Task statement
Could you extract every entry below and reproduce it exactly?

Segment Start: Record set

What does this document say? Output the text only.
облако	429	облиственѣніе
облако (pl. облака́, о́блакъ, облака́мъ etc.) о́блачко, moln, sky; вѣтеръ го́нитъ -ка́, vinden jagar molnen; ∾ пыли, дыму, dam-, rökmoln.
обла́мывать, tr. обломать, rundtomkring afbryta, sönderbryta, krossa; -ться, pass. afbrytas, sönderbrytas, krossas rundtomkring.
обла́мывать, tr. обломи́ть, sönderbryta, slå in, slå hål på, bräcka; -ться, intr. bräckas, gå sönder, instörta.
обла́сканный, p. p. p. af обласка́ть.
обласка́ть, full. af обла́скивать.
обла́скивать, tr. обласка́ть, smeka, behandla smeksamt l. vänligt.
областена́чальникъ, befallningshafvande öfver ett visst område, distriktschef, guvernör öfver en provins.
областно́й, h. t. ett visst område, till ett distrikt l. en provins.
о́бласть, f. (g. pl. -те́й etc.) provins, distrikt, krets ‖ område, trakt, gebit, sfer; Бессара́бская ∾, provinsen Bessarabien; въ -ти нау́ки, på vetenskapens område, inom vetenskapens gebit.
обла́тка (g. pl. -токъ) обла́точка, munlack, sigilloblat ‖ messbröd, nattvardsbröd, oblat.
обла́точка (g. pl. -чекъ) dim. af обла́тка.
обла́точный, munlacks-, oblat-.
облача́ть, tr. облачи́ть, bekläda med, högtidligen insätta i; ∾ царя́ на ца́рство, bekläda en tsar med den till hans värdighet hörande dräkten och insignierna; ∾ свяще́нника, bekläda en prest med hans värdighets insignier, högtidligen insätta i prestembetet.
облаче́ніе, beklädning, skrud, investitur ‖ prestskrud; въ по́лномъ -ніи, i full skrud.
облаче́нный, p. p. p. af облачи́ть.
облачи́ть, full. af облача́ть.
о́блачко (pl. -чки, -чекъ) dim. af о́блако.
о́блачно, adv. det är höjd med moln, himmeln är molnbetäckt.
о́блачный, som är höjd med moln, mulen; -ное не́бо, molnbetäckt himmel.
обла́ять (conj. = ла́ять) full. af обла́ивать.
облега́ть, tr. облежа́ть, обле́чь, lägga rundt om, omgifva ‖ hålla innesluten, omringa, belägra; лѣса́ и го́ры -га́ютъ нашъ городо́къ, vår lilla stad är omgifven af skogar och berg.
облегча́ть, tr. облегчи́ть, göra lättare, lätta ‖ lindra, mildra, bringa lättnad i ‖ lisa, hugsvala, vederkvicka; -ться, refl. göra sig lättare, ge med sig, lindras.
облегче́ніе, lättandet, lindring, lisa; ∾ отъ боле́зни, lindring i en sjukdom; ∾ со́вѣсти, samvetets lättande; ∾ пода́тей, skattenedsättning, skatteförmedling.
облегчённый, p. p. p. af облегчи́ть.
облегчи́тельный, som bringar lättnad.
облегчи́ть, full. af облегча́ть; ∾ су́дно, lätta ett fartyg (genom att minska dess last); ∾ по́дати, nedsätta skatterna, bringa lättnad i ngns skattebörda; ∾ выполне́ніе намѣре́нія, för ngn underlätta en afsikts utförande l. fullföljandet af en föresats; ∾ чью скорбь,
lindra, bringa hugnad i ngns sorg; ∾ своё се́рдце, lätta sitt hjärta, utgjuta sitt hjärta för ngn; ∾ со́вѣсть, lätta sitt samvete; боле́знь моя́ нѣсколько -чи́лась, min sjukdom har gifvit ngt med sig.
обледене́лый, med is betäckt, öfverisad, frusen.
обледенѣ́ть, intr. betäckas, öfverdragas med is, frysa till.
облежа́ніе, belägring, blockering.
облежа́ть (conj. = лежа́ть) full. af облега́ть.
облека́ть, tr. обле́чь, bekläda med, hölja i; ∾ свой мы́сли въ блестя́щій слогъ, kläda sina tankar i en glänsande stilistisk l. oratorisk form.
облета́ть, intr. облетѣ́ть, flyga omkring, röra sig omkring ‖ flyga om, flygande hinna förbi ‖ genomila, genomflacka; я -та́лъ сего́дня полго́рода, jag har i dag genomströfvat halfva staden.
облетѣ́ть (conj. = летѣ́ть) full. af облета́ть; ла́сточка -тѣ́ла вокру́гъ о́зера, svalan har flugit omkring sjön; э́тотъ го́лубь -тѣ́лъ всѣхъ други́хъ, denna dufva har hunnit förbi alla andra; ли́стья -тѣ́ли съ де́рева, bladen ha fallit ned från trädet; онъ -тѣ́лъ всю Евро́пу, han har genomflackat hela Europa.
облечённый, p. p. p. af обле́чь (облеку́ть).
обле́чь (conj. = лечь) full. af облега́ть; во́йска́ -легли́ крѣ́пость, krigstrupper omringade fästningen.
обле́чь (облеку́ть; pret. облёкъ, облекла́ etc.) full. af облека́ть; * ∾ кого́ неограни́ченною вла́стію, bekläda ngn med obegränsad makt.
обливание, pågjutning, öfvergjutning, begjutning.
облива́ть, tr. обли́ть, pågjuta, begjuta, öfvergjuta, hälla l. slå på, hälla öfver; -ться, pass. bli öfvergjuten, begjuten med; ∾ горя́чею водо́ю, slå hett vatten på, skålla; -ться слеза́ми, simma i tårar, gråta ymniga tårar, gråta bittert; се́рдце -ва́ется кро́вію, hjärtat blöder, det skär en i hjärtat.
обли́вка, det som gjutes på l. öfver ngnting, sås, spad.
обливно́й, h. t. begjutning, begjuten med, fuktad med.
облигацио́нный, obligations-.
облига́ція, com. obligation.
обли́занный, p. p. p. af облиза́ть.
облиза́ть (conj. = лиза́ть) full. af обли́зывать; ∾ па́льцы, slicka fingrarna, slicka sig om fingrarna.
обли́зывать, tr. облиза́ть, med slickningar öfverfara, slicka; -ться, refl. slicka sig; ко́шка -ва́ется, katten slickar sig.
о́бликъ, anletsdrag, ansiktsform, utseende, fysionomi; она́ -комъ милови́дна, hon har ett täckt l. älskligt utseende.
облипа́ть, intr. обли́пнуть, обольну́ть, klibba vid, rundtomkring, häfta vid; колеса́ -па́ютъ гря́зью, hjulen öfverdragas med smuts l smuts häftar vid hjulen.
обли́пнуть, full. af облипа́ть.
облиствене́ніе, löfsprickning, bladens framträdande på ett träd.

Segment End: Record set

Response to this task
What does this document say? Output the text only.
облако	429	облиственѣніе
облако (pl. облака́, о́блакъ, облака́мъ etc.) о́блачко, moln, sky; вѣтеръ го́нитъ -ка́, vinden jagar molnen; ∾ пыли, дыму, dam-, rökmoln.
обла́мывать, tr. обломать, rundtomkring afbryta, sönderbryta, krossa; -ться, pass. afbrytas, sönderbrytas, krossas rundtomkring.
обла́мывать, tr. обломи́ть, sönderbryta, slå in, slå hål på, bräcka; -ться, intr. bräckas, gå sönder, instörta.
обла́сканный, p. p. p. af обласка́ть.
обласка́ть, full. af обла́скивать.
обла́скивать, tr. обласка́ть, smeka, behandla smeksamt l. vänligt.
областена́чальникъ, befallningshafvande öfver ett visst område, distriktschef, guvernör öfver en provins.
областно́й, h. t. ett visst område, till ett distrikt l. en provins.
о́бласть, f. (g. pl. -те́й etc.) provins, distrikt, krets ‖ område, trakt, gebit, sfer; Бессара́бская ∾, provinsen Bessarabien; въ -ти нау́ки, på vetenskapens område, inom vetenskapens gebit.
обла́тка (g. pl. -токъ) обла́точка, munlack, sigilloblat ‖ messbröd, nattvardsbröd, oblat.
обла́точка (g. pl. -чекъ) dim. af обла́тка.
обла́точный, munlacks-, oblat-.
облача́ть, tr. облачи́ть, bekläda med, högtidligen insätta i; ∾ царя́ на ца́рство, bekläda en tsar med den till hans värdighet hörande dräkten och insignierna; ∾ свяще́нника, bekläda en prest med hans värdighets insignier, högtidligen insätta i prestembetet.
облаче́ніе, beklädning, skrud, investitur ‖ prestskrud; въ по́лномъ -ніи, i full skrud.
облаче́нный, p. p. p. af облачи́ть.
облачи́ть, full. af облача́ть.
о́блачко (pl. -чки, -чекъ) dim. af о́блако.
о́блачно, adv. det är höjd med moln, himmeln är molnbetäckt.
о́блачный, som är höjd med moln, mulen; -ное не́бо, molnbetäckt himmel.
обла́ять (conj. = ла́ять) full. af обла́ивать.
облега́ть, tr. облежа́ть, обле́чь, lägga rundt om, omgifva ‖ hålla innesluten, omringa, belägra; лѣса́ и го́ры -га́ютъ нашъ городо́къ, vår lilla stad är omgifven af skogar och berg.
облегча́ть, tr. облегчи́ть, göra lättare, lätta ‖ lindra, mildra, bringa lättnad i ‖ lisa, hugsvala, vederkvicka; -ться, refl. göra sig lättare, ge med sig, lindras.
облегче́ніе, lättandet, lindring, lisa; ∾ отъ боле́зни, lindring i en sjukdom; ∾ со́вѣсти, samvetets lättande; ∾ пода́тей, skattenedsättning, skatteförmedling.
облегчённый, p. p. p. af облегчи́ть.
облегчи́тельный, som bringar lättnad.
облегчи́ть, full. af облегча́ть; ∾ су́дно, lätta ett fartyg (genom att minska dess last); ∾ по́дати, nedsätta skatterna, bringa lättnad i ngns skattebörda; ∾ выполне́ніе намѣре́нія, för ngn underlätta en afsikts utförande l. fullföljandet af en föresats; ∾ чью скорбь,
lindra, bringa hugnad i ngns sorg; ∾ своё се́рдце, lätta sitt hjärta, utgjuta sitt hjärta för ngn; ∾ со́вѣсть, lätta sitt samvete; боле́знь моя́ нѣсколько -чи́лась, min sjukdom har gifvit ngt med sig.
обледене́лый, med is betäckt, öfverisad, frusen.
обледенѣ́ть, intr. betäckas, öfverdragas med is, frysa till.
облежа́ніе, belägring, blockering.
облежа́ть (conj. = лежа́ть) full. af облега́ть.
облека́ть, tr. обле́чь, bekläda med, hölja i; ∾ свой мы́сли въ блестя́щій слогъ, kläda sina tankar i en glänsande stilistisk l. oratorisk form.
облета́ть, intr. облетѣ́ть, flyga omkring, röra sig omkring ‖ flyga om, flygande hinna förbi ‖ genomila, genomflacka; я -та́лъ сего́дня полго́рода, jag har i dag genomströfvat halfva staden.
облетѣ́ть (conj. = летѣ́ть) full. af облета́ть; ла́сточка -тѣ́ла вокру́гъ о́зера, svalan har flugit omkring sjön; э́тотъ го́лубь -тѣ́лъ всѣхъ други́хъ, denna dufva har hunnit förbi alla andra; ли́стья -тѣ́ли съ де́рева, bladen ha fallit ned från trädet; онъ -тѣ́лъ всю Евро́пу, han har genomflackat hela Europa.
облечённый, p. p. p. af обле́чь (облеку́ть).
обле́чь (conj. = лечь) full. af облега́ть; во́йска́ -легли́ крѣ́пость, krigstrupper omringade fästningen.
обле́чь (облеку́ть; pret. облёкъ, облекла́ etc.) full. af облека́ть; * ∾ кого́ неограни́ченною вла́стію, bekläda ngn med obegränsad makt.
обливание, pågjutning, öfvergjutning, begjutning.
облива́ть, tr. обли́ть, pågjuta, begjuta, öfvergjuta, hälla l. slå på, hälla öfver; -ться, pass. bli öfvergjuten, begjuten med; ∾ горя́чею водо́ю, slå hett vatten på, skålla; -ться слеза́ми, simma i tårar, gråta ymniga tårar, gråta bittert; се́рдце -ва́ется кро́вію, hjärtat blöder, det skär en i hjärtat.
обли́вка, det som gjutes på l. öfver ngnting, sås, spad.
обливно́й, h. t. begjutning, begjuten med, fuktad med.
облигацио́нный, obligations-.
облига́ція, com. obligation.
обли́занный, p. p. p. af облиза́ть.
облиза́ть (conj. = лиза́ть) full. af обли́зывать; ∾ па́льцы, slicka fingrarna, slicka sig om fingrarna.
обли́зывать, tr. облиза́ть, med slickningar öfverfara, slicka; -ться, refl. slicka sig; ко́шка -ва́ется, katten slickar sig.
о́бликъ, anletsdrag, ansiktsform, utseende, fysionomi; она́ -комъ милови́дна, hon har ett täckt l. älskligt utseende.
облипа́ть, intr. обли́пнуть, обольну́ть, klibba vid, rundtomkring, häfta vid; колеса́ -па́ютъ гря́зью, hjulen öfverdragas med smuts l smuts häftar vid hjulen.
обли́пнуть, full. af облипа́ть.
облиствене́ніе, löfsprickning, bladens framträdande på ett träd.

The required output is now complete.